start Source excerpt

ARKit – Adds spatial overlays for visual, step-by-step repair guidance.
-
Requirements
- iOS 26 or later
- Xcode 26 or later
- iPhone with Arm-based Apple Silicon (A12 Bionic or newer)
- Apple Intelligence enabled
-
Setup
git clone https://github.com/ankithreddypati/reva.git cd reva chmod +x Scripts/get_model.sh ./Scripts/get_model.sh -
Run on iphone
Connect your iPhone and select it as the target. Press Run (⌘R).
I started with Apple’s Vision framework, because it’s already built into iOS and great for quick experiments. Out of the box, it can detect general objects and scenes, so I used it to test the idea — point the camera at a gadget, get a label back.
It worked, but only at a basic level. Vision could tell me something was a phone, not which phone. For Reva, that difference really mattered — the teardown for a OnePlus 5 isn’t the same as a OnePlus 7 Pro.
To go beyond that, I trained a custom Create ML model using YOLOv2 for object detection. That part was actually fun — labeling images, seeing bounding boxes appear in real time, and watching the iPhone correctly identify the right device from my small dataset. It was the first time I saw my own model running live on-device, and it felt amazing.
(I’ll include screenshots of the Create ML training and inference here.)
But once I started thinking about scaling, I knew this wouldn’t hold. Every new device meant retraining, re-exporting, and shipping another model. That’s a nightmare when you want to recognize hundreds of products. It wasn’t really a model problem — it was a data problem.
That’s when I moved to MobileCLIP. Instead of training a model to classify every possible device, I started using image embeddings to measure similarity — basically a retrieval approach. Now Reva only needed one reference image per product, and it could find the closest match locally, no retraining needed. That shift made everything click: smaller, faster, and scalable.
How it works:
Each image is converted into a vector embedding.
controller.jpg → [0.12, 0.47, 0.33, ...] (512 numbers)
keyboard.jpg → [0.91, 0.14, 0.05, ...] (512 numbers)
Similar devices end up with similar vectors. So when a user points the camera, Reva just compares the live embedding to stored ones and finds the closest match — no retraining, no internet, all local.

end Source excerpt
start Listed entries

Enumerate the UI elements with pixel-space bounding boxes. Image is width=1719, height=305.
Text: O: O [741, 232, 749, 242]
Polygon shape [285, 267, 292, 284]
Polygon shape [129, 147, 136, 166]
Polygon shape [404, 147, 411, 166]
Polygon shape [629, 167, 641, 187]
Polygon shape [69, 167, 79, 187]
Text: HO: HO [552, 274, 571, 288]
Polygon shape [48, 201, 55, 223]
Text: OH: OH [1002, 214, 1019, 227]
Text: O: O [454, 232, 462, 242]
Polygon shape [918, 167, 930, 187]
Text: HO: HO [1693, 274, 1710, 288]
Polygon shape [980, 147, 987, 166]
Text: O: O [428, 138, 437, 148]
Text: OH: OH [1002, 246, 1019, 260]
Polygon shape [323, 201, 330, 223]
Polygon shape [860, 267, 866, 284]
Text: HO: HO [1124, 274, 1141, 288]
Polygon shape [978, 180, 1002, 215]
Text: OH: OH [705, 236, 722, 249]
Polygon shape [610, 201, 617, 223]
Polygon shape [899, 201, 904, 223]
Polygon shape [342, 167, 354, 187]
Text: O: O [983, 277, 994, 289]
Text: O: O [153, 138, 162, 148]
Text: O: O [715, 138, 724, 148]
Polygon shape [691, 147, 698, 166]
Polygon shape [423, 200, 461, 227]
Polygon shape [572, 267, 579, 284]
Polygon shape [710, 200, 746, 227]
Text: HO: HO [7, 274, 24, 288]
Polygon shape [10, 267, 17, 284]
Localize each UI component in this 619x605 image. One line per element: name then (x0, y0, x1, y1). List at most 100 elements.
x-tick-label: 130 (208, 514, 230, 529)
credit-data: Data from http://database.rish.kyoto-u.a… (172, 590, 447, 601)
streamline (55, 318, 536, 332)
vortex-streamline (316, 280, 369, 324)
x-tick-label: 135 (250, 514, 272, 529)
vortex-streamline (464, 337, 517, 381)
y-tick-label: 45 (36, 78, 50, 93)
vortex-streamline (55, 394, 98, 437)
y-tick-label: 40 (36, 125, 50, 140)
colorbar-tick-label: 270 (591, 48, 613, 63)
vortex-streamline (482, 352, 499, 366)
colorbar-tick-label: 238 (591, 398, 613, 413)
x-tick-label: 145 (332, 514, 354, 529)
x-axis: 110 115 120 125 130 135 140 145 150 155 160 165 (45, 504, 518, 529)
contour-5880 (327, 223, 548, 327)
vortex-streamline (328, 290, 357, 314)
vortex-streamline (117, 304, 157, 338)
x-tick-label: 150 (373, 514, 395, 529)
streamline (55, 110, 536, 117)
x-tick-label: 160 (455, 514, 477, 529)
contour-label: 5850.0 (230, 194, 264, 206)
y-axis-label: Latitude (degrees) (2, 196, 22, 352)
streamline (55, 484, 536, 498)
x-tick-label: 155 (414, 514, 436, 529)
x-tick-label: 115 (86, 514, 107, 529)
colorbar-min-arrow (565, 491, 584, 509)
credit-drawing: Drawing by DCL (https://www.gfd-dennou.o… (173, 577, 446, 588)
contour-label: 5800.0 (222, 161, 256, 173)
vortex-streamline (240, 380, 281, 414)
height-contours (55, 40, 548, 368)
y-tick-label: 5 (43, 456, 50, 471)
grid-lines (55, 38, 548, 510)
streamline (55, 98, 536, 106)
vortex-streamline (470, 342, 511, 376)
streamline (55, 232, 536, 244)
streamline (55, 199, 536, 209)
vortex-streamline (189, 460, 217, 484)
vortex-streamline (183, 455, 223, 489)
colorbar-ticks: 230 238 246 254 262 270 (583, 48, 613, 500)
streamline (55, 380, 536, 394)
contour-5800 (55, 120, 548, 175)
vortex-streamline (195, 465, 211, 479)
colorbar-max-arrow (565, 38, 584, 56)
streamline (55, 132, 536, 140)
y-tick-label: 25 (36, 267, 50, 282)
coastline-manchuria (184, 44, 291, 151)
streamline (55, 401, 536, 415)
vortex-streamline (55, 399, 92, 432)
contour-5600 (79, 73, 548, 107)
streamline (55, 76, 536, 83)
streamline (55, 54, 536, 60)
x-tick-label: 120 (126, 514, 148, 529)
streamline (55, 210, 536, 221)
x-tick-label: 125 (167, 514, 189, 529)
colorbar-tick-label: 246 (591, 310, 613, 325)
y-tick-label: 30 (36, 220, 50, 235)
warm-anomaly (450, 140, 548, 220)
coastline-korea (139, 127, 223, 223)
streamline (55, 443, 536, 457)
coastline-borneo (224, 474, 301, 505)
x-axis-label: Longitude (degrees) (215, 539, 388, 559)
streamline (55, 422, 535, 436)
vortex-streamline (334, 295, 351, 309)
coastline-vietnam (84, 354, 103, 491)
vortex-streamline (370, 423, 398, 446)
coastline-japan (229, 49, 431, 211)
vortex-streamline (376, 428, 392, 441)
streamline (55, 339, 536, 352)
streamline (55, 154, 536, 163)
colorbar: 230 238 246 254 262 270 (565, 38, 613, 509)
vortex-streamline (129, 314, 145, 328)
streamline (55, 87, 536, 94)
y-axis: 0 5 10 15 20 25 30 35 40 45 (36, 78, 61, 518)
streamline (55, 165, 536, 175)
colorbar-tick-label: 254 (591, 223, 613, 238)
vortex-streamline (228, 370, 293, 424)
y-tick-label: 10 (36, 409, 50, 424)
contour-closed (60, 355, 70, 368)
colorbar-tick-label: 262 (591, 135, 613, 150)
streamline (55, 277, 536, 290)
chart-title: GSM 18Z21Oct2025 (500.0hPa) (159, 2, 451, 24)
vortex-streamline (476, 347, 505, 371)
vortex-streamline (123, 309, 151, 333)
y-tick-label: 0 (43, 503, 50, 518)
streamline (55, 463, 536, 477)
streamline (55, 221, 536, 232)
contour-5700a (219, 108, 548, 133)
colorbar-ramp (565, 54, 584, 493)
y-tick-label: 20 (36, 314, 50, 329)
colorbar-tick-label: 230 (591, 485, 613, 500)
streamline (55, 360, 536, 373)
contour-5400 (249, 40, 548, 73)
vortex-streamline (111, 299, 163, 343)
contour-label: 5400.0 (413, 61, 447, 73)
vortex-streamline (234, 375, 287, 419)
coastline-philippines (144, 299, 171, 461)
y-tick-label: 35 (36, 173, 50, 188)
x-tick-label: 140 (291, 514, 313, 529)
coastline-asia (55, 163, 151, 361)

end Listed entries

• What you need to do: Extend the write-up about Reva's on-device recognition, picking up right after its last sentence.

• Response:
let query = clip.embedding(for: image)
let match = findClosestMatch(to: query, in: storedEmbeddings)(Insert GIF showing predictions here.)
Once Reva could recognize a product, the next step was helping users fix it. Recognition alone isn’t enough if the app can’t guide you through what comes next — which screws to remove, what parts to replace, or what tools to use. That meant I needed some form of language understanding running directly on the device.
With iOS 26, Apple added the new Foundation Models framework, which basically gives you a built-in language model that runs locally. I wanted to see how good it was at answering simple repair-related questions.
import FoundationModels
let session = LanguageModelSession()
let response = try await session.respond(
to: "Is it okay to mix leaded and unleaded solder during repair."
)
print(response.content)Model output:
Mixing leaded and unleaded solder can be done with care, but it may affect solder properties like melting point, strength, and reliability. The temperature difference can cause thermal stress and potential joint failure, and quality may not match using one type alone. Lead also increases safety risks, so it’s generally safer and more reliable to stick with a single solder type unless mixing is specifically tested for your project.
I tried a few more prompts, and it was actually decent at replying and following along in natural conversation. It could keep context, answer follow-ups, and stay relevant. Combined with Reva’s visual recognition, users could point their camera at a device, ask “what do I do next?”, and get quick, private answers right on their phone.
Next, I wanted the model to answer based on real repair data, not just general knowledge.
So I built a small RAG setup on-device using ObjectBox.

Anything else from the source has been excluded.